*Work instructions*.
Set down the records once more, please, exactly and with the pictures left out.

::: Stored data :::

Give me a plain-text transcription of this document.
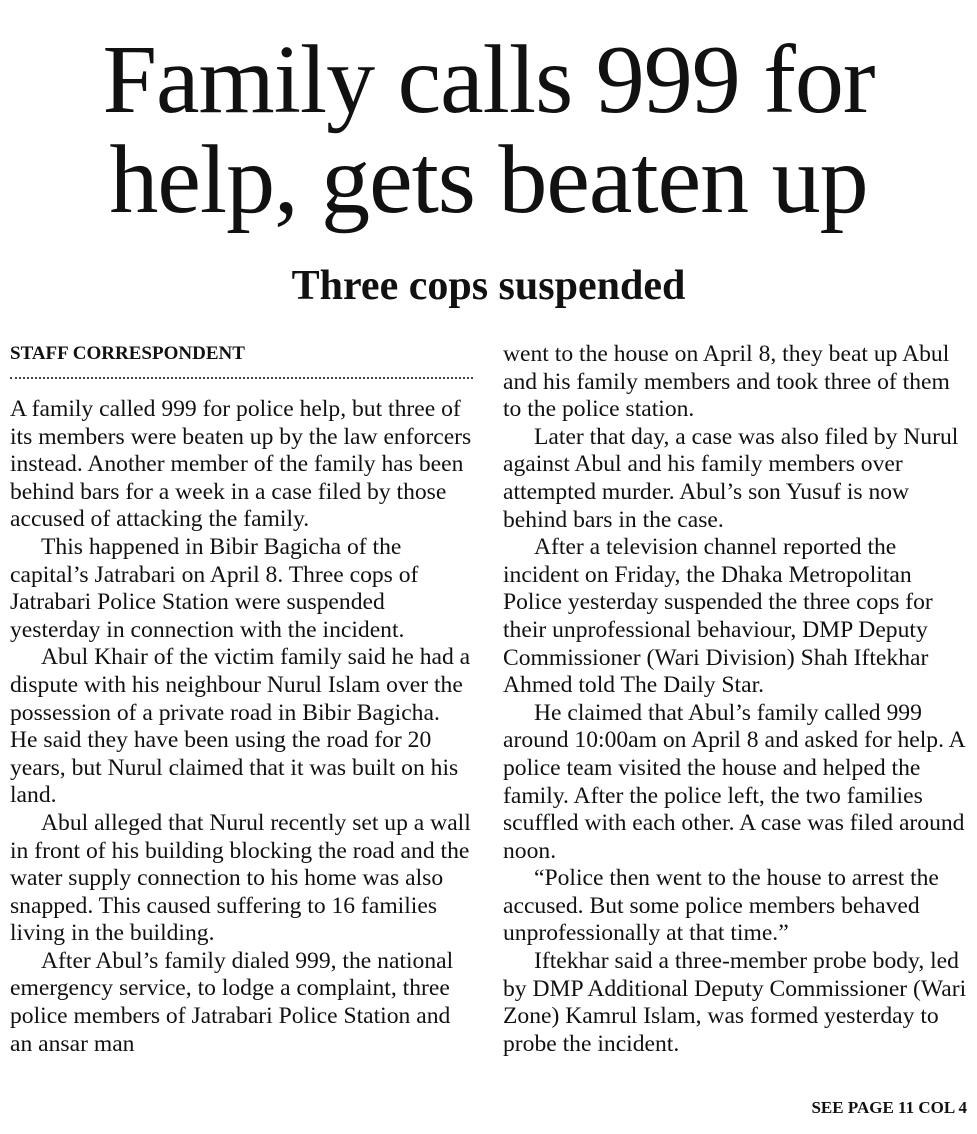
Family calls 999 for
help, gets beaten up
Three cops suspended
STAFF CORRESPONDENT

A family called 999 for police help, but three of its members were beaten up by the law enforcers instead. Another member of the family has been behind bars for a week in a case filed by those accused of attacking the family.

This happened in Bibir Bagicha of the capital’s Jatrabari on April 8. Three cops of Jatrabari Police Station were suspended yesterday in connection with the incident.

Abul Khair of the victim family said he had a dispute with his neighbour Nurul Islam over the possession of a private road in Bibir Bagicha. He said they have been using the road for 20 years, but Nurul claimed that it was built on his land.

Abul alleged that Nurul recently set up a wall in front of his building blocking the road and the water supply connection to his home was also snapped. This caused suffering to 16 families living in the building.

After Abul’s family dialed 999, the national emergency service, to lodge a complaint, three police members of Jatrabari Police Station and an ansar man

went to the house on April 8, they beat up Abul and his family members and took three of them to the police station.

Later that day, a case was also filed by Nurul against Abul and his family members over attempted murder. Abul’s son Yusuf is now behind bars in the case.

After a television channel reported the incident on Friday, the Dhaka Metropolitan Police yesterday suspended the three cops for their unprofessional behaviour, DMP Deputy Commissioner (Wari Division) Shah Iftekhar Ahmed told The Daily Star.

He claimed that Abul’s family called 999 around 10:00am on April 8 and asked for help. A police team visited the house and helped the family. After the police left, the two families scuffled with each other. A case was filed around noon.

“Police then went to the house to arrest the accused. But some police members behaved unprofessionally at that time.”

Iftekhar said a three-member probe body, led by DMP Additional Deputy Commissioner (Wari Zone) Kamrul Islam, was formed yesterday to probe the incident.

SEE PAGE 11 COL 4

:::

*Answer below*.
Give me a plain-text transcription of this document.
Family calls 999 for
help, gets beaten up
Three cops suspended
STAFF CORRESPONDENT

A family called 999 for police help, but three of its members were beaten up by the law enforcers instead. Another member of the family has been behind bars for a week in a case filed by those accused of attacking the family.

This happened in Bibir Bagicha of the capital’s Jatrabari on April 8. Three cops of Jatrabari Police Station were suspended yesterday in connection with the incident.

Abul Khair of the victim family said he had a dispute with his neighbour Nurul Islam over the possession of a private road in Bibir Bagicha. He said they have been using the road for 20 years, but Nurul claimed that it was built on his land.

Abul alleged that Nurul recently set up a wall in front of his building blocking the road and the water supply connection to his home was also snapped. This caused suffering to 16 families living in the building.

After Abul’s family dialed 999, the national emergency service, to lodge a complaint, three police members of Jatrabari Police Station and an ansar man

went to the house on April 8, they beat up Abul and his family members and took three of them to the police station.

Later that day, a case was also filed by Nurul against Abul and his family members over attempted murder. Abul’s son Yusuf is now behind bars in the case.

After a television channel reported the incident on Friday, the Dhaka Metropolitan Police yesterday suspended the three cops for their unprofessional behaviour, DMP Deputy Commissioner (Wari Division) Shah Iftekhar Ahmed told The Daily Star.

He claimed that Abul’s family called 999 around 10:00am on April 8 and asked for help. A police team visited the house and helped the family. After the police left, the two families scuffled with each other. A case was filed around noon.

“Police then went to the house to arrest the accused. But some police members behaved unprofessionally at that time.”

Iftekhar said a three-member probe body, led by DMP Additional Deputy Commissioner (Wari Zone) Kamrul Islam, was formed yesterday to probe the incident.

SEE PAGE 11 COL 4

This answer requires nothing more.